For the records that follow, return only the count of lines containing the string "encoding".

__________________________________________________

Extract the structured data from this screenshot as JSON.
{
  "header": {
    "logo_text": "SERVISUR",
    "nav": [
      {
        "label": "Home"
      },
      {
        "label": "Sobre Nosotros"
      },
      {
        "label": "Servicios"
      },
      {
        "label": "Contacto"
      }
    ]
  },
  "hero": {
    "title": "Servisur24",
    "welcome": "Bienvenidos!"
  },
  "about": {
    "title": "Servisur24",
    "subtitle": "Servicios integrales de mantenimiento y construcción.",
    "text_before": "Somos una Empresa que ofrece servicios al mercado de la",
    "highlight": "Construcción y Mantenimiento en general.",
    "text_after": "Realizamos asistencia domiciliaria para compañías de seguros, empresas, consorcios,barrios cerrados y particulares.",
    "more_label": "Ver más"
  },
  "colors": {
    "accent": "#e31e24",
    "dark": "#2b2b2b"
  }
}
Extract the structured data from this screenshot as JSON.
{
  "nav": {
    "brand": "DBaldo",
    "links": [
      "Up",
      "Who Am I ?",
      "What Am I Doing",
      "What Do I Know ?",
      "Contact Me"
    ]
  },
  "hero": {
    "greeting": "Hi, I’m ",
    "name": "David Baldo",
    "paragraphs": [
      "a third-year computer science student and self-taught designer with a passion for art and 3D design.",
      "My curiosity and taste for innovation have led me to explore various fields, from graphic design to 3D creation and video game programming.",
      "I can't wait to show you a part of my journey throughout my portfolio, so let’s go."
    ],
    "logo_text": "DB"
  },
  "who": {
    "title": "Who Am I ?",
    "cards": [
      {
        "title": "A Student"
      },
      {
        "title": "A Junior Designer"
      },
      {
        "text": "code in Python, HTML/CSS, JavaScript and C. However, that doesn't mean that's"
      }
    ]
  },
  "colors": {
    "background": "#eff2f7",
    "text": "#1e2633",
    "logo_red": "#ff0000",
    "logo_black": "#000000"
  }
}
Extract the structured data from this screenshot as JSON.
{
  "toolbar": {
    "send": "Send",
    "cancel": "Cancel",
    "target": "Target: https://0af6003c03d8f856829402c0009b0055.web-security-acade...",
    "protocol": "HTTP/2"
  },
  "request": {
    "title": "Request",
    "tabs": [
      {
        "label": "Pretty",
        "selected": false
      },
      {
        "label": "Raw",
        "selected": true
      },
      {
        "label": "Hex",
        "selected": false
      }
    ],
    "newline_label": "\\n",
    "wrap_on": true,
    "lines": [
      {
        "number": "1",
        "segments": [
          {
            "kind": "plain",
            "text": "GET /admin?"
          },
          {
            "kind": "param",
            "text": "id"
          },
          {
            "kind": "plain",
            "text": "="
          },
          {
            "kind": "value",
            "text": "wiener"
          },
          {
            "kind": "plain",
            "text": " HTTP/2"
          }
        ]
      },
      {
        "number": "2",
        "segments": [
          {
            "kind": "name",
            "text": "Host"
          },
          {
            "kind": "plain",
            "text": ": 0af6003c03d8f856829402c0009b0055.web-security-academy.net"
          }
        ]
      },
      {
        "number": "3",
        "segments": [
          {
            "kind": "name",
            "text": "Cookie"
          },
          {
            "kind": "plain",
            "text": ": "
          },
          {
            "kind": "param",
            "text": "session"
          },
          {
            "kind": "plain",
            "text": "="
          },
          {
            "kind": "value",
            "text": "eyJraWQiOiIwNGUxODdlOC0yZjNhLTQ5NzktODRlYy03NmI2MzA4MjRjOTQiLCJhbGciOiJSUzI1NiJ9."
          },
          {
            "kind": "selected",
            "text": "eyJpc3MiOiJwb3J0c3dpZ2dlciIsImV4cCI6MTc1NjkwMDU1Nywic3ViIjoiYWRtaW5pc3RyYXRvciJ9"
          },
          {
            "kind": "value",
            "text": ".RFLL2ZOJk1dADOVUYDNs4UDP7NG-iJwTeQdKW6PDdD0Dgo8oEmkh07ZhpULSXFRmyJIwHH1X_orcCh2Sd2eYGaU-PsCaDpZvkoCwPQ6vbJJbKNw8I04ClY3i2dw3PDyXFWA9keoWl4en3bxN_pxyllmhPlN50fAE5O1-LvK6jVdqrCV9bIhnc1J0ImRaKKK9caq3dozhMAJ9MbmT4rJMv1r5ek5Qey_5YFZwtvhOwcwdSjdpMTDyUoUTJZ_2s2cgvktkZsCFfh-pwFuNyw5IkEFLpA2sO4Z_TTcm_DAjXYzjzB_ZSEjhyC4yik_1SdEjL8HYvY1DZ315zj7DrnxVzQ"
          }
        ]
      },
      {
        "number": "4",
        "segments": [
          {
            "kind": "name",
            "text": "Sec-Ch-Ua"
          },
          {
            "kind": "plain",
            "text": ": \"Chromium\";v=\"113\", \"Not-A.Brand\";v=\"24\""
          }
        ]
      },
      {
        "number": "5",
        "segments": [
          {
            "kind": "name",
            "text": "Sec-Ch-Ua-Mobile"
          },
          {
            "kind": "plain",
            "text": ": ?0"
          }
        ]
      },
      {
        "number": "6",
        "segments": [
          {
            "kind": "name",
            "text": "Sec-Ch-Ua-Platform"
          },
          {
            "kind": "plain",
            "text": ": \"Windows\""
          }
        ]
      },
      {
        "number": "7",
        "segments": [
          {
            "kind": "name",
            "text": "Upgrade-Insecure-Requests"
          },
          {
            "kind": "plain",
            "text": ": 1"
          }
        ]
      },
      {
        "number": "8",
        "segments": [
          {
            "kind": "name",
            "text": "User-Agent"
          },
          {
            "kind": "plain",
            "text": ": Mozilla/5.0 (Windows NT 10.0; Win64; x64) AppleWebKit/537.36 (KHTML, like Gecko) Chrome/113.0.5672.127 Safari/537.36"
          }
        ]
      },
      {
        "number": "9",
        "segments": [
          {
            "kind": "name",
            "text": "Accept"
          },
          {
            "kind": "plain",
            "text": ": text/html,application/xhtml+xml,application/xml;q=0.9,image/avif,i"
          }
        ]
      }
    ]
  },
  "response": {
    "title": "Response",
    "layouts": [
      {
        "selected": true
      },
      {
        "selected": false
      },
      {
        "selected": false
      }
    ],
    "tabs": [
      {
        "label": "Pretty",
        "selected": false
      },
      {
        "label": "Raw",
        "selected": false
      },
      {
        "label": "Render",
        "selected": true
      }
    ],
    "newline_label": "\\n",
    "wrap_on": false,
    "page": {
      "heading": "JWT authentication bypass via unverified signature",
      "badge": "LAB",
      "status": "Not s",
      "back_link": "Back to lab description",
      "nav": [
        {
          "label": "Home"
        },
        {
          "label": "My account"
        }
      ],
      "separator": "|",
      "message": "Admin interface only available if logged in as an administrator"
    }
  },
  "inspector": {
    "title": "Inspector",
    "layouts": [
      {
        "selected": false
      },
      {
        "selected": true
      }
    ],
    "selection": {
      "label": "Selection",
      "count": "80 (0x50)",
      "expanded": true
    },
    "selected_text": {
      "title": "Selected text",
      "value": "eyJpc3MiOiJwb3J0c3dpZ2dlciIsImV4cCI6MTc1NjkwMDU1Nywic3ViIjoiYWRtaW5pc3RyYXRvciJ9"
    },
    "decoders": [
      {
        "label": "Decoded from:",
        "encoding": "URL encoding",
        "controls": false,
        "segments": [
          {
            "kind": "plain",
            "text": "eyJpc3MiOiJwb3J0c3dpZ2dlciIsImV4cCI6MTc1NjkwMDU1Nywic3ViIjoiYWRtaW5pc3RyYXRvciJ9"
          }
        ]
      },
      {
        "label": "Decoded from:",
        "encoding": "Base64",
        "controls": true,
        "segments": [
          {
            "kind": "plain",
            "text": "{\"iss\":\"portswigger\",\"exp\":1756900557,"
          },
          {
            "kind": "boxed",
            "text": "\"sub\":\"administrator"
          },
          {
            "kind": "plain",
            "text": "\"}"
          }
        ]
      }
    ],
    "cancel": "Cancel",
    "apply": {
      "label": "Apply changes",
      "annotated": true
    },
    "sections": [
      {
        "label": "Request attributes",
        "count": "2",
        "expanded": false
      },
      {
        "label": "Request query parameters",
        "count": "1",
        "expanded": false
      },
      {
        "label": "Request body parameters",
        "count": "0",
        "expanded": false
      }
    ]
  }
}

__________________________________________________

» EXERCISE OUTPUT
2